(begin)

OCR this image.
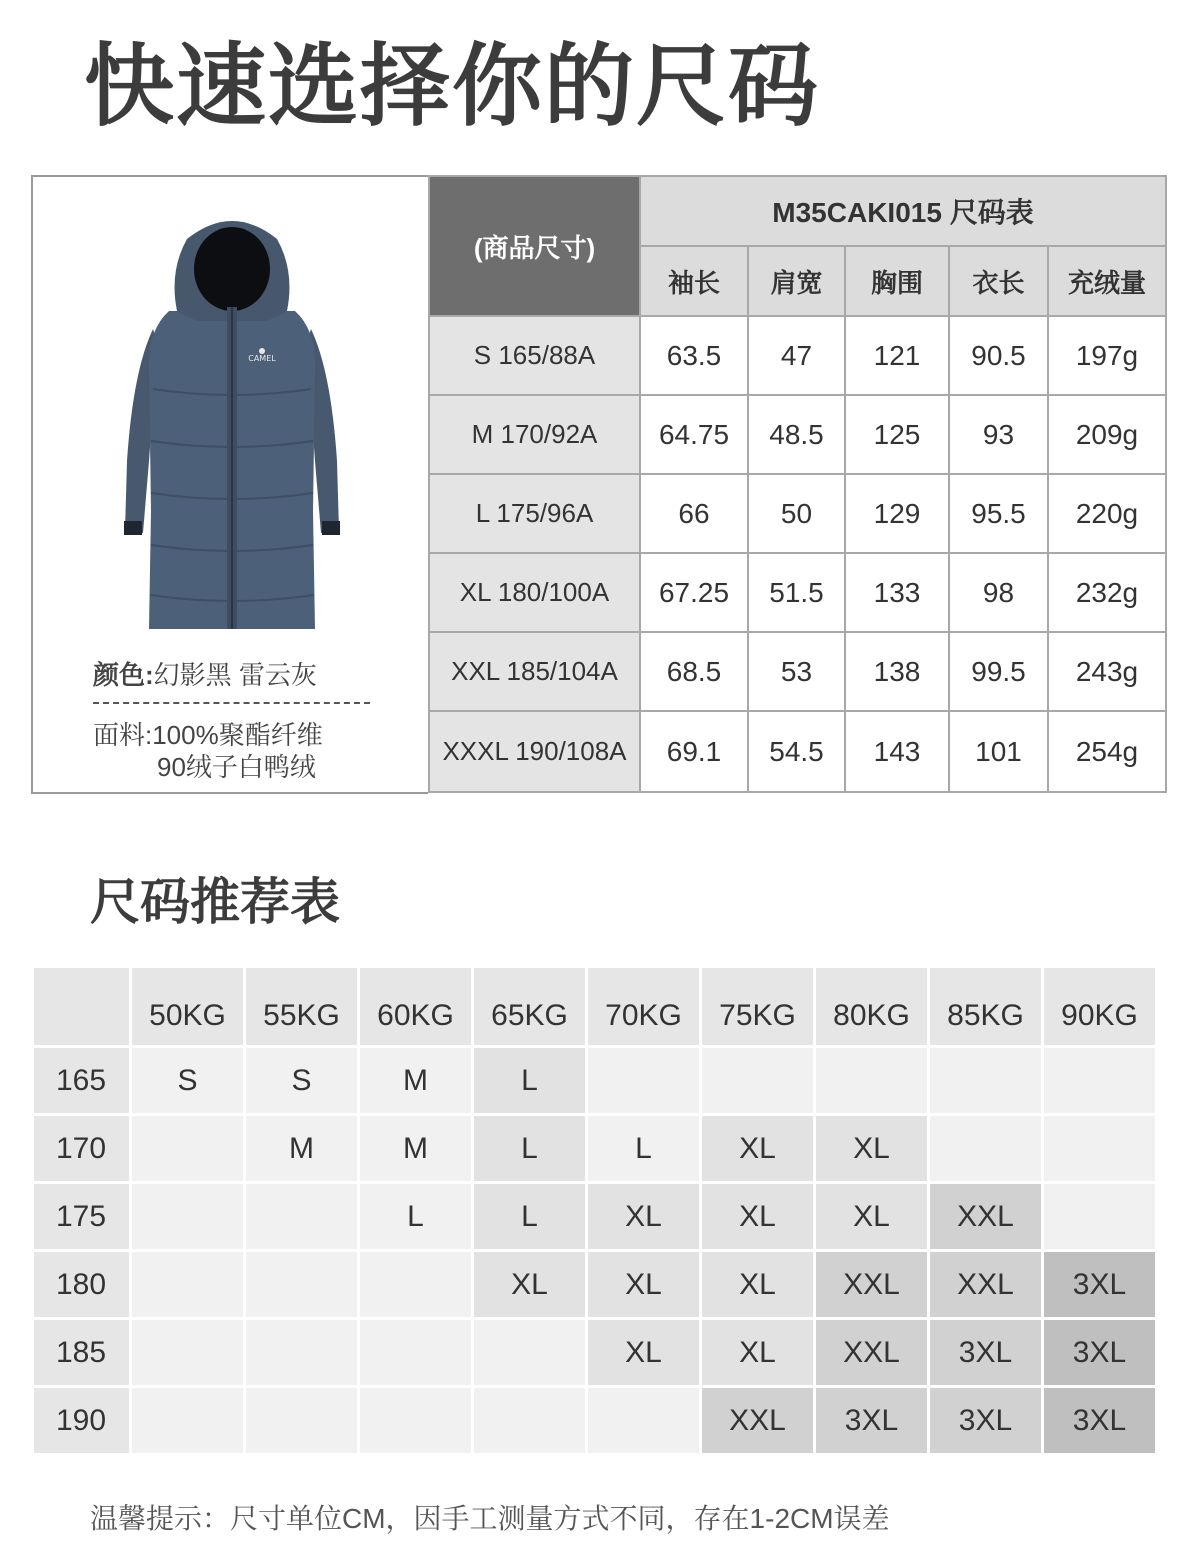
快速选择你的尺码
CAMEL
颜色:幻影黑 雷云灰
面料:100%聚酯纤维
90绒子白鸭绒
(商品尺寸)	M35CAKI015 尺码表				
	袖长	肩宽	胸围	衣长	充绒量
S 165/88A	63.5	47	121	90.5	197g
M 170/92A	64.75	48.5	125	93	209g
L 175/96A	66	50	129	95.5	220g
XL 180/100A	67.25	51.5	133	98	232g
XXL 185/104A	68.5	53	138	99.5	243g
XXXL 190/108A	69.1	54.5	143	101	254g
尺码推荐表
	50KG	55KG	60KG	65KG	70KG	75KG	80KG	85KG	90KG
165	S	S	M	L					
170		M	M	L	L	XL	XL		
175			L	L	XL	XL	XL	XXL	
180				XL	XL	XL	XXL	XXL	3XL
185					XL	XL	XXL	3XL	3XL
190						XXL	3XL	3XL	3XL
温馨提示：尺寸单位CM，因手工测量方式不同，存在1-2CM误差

(end)
(begin)

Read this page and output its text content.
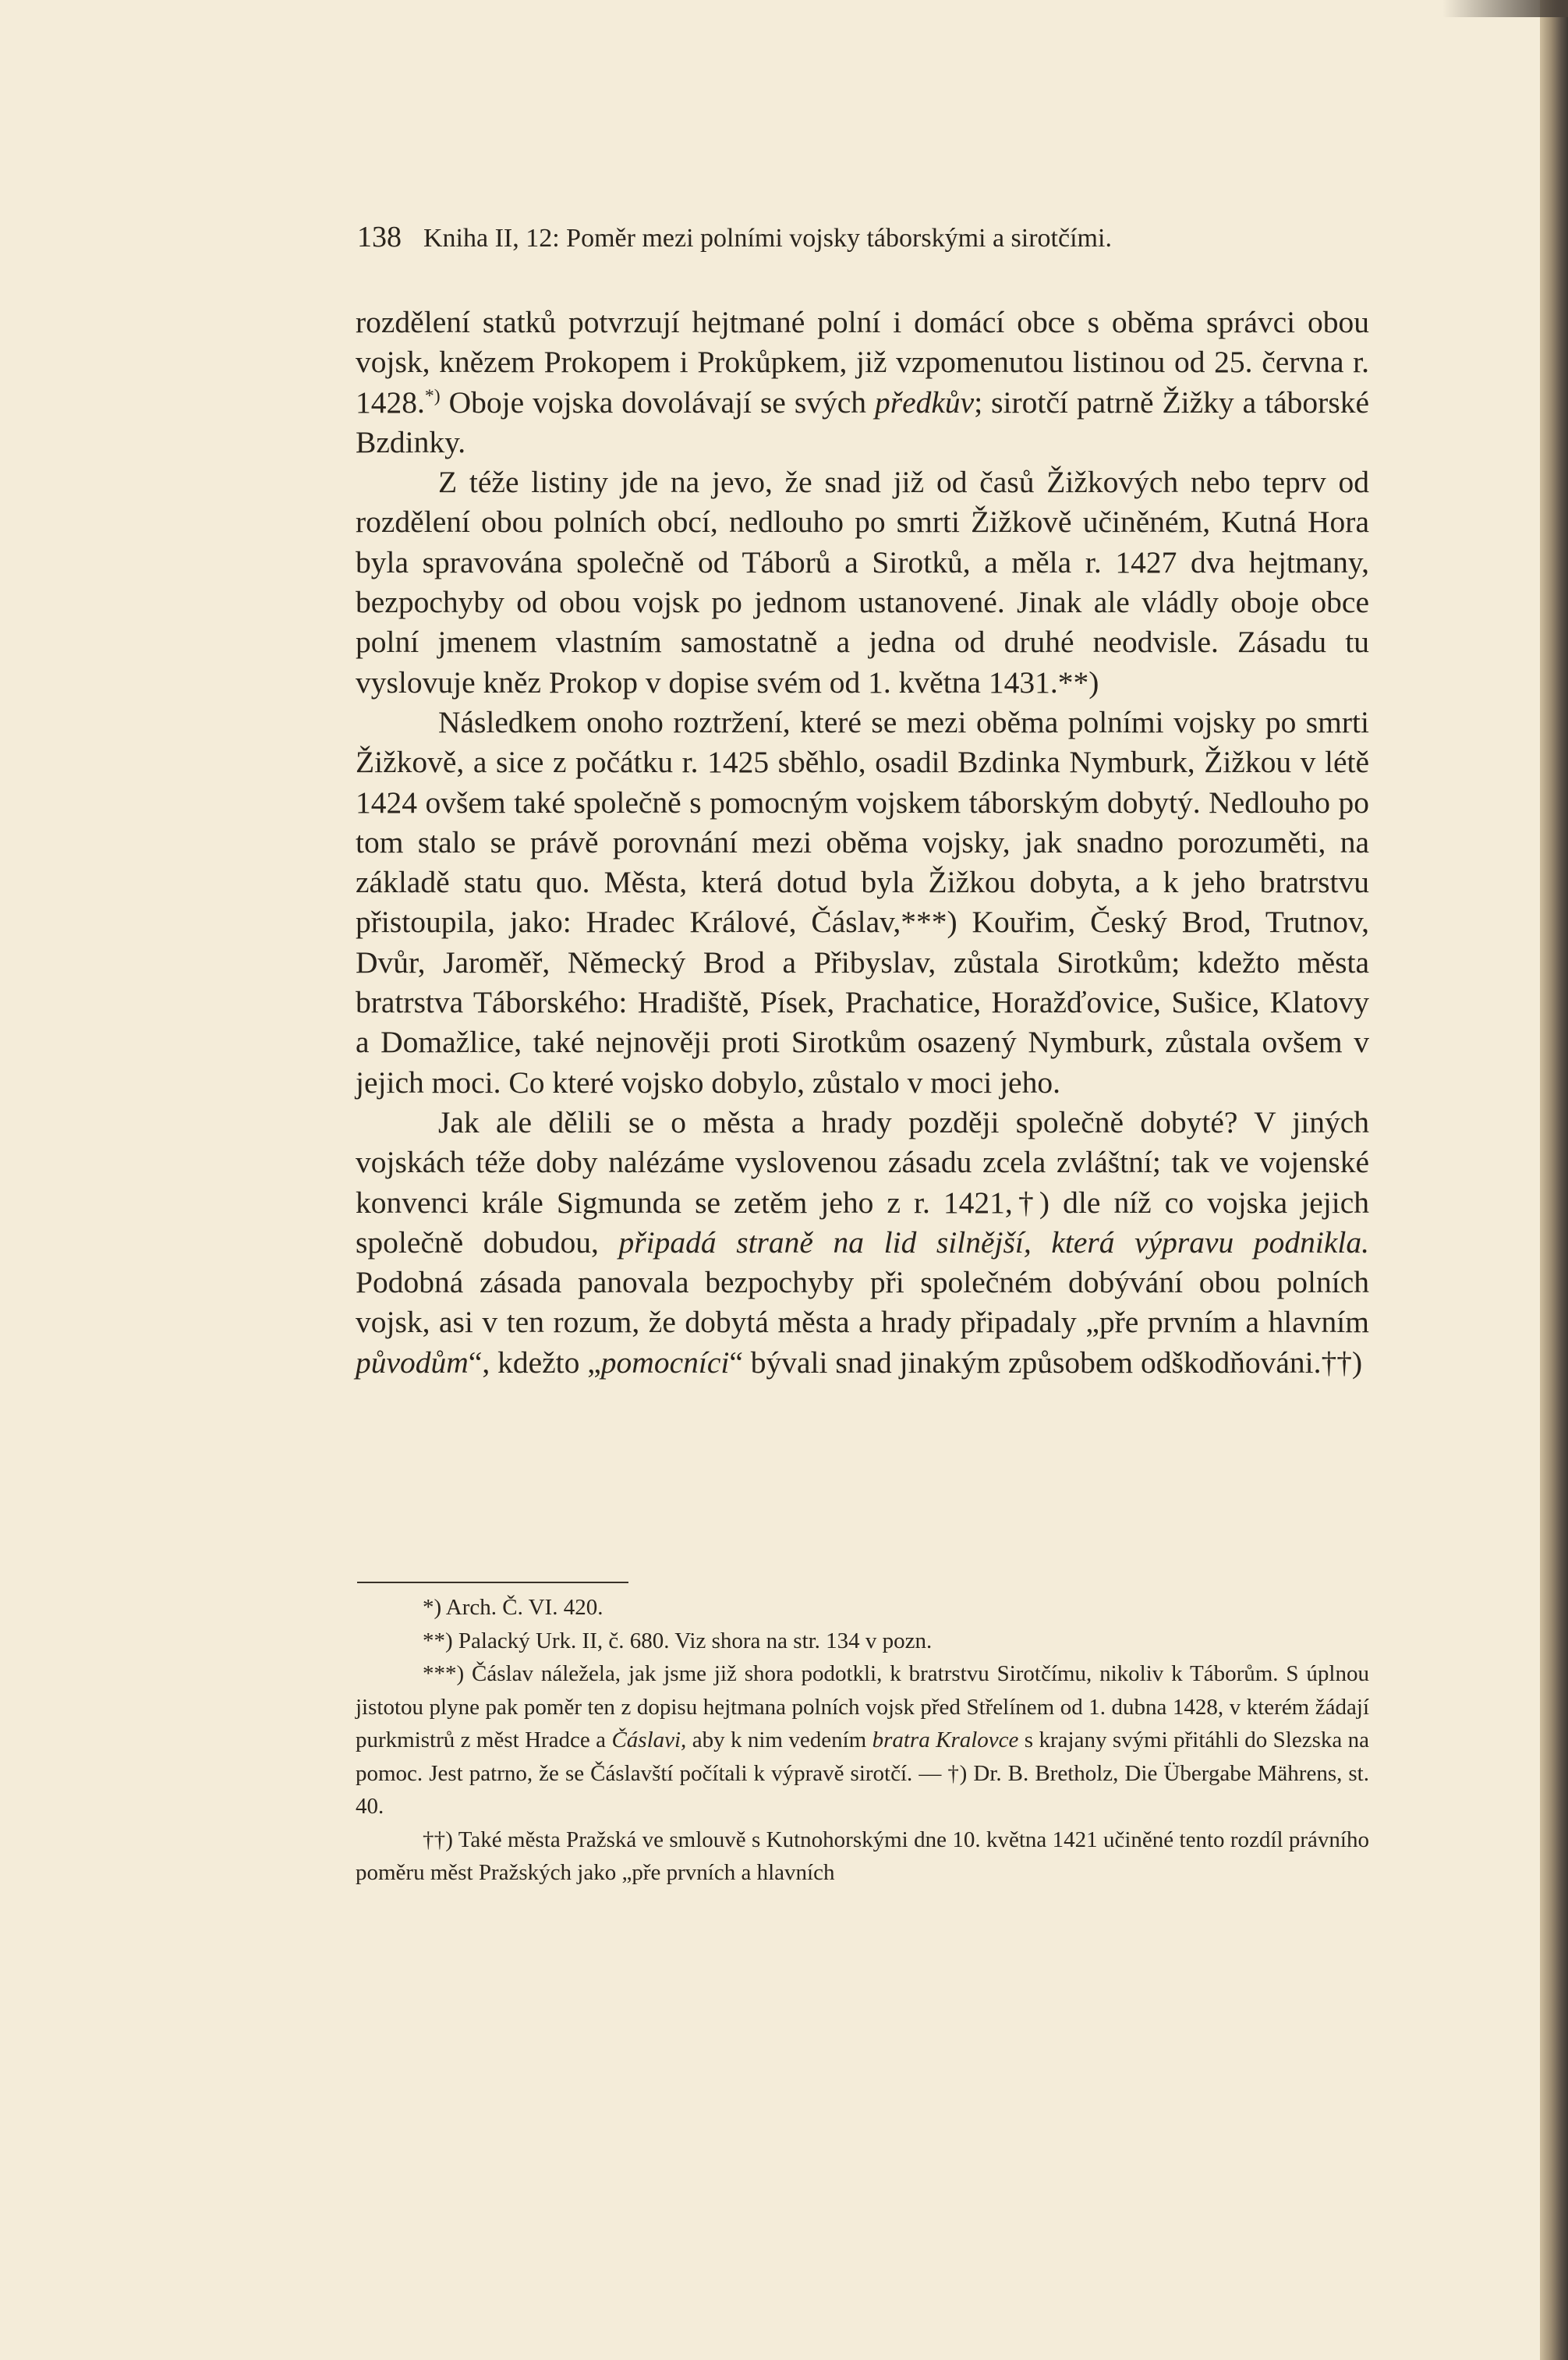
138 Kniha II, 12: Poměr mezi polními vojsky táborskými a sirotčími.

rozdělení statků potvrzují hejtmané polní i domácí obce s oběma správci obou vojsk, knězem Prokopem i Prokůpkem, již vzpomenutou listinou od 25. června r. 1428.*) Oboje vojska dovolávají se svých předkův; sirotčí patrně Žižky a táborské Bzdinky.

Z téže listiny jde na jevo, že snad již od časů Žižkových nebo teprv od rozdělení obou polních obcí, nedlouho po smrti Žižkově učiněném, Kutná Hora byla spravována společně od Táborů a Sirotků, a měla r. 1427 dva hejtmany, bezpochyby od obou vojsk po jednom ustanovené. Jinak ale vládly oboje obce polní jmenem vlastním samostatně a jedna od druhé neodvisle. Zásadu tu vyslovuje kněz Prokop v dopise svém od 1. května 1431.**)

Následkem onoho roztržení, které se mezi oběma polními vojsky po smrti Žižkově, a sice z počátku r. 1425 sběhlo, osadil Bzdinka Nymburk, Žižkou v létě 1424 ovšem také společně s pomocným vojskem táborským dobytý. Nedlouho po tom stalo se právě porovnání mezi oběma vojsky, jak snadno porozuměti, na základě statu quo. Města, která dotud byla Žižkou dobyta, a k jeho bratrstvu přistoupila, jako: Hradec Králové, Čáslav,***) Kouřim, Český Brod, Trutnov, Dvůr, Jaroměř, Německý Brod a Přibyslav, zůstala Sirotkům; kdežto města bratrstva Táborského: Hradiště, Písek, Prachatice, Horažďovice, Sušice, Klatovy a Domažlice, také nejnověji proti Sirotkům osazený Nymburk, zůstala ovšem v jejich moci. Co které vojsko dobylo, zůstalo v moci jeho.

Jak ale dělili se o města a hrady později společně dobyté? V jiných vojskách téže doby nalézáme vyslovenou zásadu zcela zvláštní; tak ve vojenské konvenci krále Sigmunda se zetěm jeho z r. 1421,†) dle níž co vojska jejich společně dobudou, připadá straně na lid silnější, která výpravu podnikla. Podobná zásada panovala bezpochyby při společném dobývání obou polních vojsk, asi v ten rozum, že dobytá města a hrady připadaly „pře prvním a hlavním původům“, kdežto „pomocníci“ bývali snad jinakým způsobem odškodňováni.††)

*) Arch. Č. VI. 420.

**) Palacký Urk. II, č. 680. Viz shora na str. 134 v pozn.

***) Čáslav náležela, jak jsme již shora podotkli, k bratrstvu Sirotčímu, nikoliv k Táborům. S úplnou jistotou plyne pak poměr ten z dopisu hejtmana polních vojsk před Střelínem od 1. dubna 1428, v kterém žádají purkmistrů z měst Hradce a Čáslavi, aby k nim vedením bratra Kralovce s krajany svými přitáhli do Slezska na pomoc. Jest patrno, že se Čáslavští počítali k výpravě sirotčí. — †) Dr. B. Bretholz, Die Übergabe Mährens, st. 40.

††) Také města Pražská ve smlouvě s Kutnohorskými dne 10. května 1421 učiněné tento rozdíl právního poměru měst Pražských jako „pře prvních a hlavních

(end)
(begin)

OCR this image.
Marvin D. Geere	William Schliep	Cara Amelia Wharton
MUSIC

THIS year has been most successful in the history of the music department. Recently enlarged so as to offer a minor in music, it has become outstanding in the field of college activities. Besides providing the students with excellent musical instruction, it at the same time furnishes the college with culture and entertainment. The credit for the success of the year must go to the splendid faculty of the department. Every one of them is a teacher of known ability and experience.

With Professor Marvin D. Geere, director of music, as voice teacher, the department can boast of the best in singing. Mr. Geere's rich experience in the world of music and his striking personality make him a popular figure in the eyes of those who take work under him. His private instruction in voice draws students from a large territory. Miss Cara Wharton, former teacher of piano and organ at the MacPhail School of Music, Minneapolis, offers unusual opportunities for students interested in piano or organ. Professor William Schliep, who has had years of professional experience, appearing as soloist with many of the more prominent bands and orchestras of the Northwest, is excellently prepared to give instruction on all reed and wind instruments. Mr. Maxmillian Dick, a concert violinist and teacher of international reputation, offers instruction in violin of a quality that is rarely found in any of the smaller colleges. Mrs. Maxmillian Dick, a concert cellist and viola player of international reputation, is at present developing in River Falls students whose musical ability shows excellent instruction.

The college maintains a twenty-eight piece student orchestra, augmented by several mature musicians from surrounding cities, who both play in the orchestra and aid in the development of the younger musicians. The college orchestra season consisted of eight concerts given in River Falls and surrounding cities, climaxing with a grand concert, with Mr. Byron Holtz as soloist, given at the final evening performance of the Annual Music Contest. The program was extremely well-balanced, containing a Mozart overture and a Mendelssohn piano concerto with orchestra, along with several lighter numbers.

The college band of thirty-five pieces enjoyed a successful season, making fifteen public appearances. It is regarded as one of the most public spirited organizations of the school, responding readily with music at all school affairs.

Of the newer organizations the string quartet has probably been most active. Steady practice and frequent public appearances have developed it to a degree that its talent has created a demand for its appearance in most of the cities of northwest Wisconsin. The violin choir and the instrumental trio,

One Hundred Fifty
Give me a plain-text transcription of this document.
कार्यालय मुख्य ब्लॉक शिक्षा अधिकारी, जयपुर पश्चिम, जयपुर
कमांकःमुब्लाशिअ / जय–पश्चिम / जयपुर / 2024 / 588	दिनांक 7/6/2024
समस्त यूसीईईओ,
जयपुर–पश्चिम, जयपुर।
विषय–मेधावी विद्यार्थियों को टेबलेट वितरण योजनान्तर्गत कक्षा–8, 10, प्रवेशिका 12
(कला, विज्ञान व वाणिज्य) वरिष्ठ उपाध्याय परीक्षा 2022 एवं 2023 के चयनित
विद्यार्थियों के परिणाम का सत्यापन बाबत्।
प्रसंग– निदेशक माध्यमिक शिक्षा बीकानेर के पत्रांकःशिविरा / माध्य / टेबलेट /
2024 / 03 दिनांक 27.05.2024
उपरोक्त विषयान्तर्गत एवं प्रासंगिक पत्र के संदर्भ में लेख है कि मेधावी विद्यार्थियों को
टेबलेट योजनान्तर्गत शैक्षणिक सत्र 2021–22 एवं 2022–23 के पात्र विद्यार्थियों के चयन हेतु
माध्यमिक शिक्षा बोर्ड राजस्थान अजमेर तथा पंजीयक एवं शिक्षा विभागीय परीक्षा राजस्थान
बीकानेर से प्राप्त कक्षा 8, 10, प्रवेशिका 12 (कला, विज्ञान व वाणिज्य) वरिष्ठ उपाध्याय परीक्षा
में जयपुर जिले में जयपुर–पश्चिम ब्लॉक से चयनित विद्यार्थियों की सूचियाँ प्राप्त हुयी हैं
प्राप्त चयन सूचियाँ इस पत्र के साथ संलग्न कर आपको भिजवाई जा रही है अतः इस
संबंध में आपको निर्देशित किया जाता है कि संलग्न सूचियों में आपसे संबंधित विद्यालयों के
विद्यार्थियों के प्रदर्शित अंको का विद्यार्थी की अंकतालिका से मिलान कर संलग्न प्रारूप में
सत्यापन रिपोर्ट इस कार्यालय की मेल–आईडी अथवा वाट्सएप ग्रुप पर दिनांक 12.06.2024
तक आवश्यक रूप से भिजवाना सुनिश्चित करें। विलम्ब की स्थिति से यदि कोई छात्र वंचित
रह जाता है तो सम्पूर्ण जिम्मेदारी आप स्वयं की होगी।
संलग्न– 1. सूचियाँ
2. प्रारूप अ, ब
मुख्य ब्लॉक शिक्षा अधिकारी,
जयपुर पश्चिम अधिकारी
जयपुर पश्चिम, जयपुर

(end)

Goal of the exercise -> Search the listing above for the string "text". Copy every line that contains it.

Exercise output ->
Read this page and output its text content.
Give me a plain-text transcription of this document.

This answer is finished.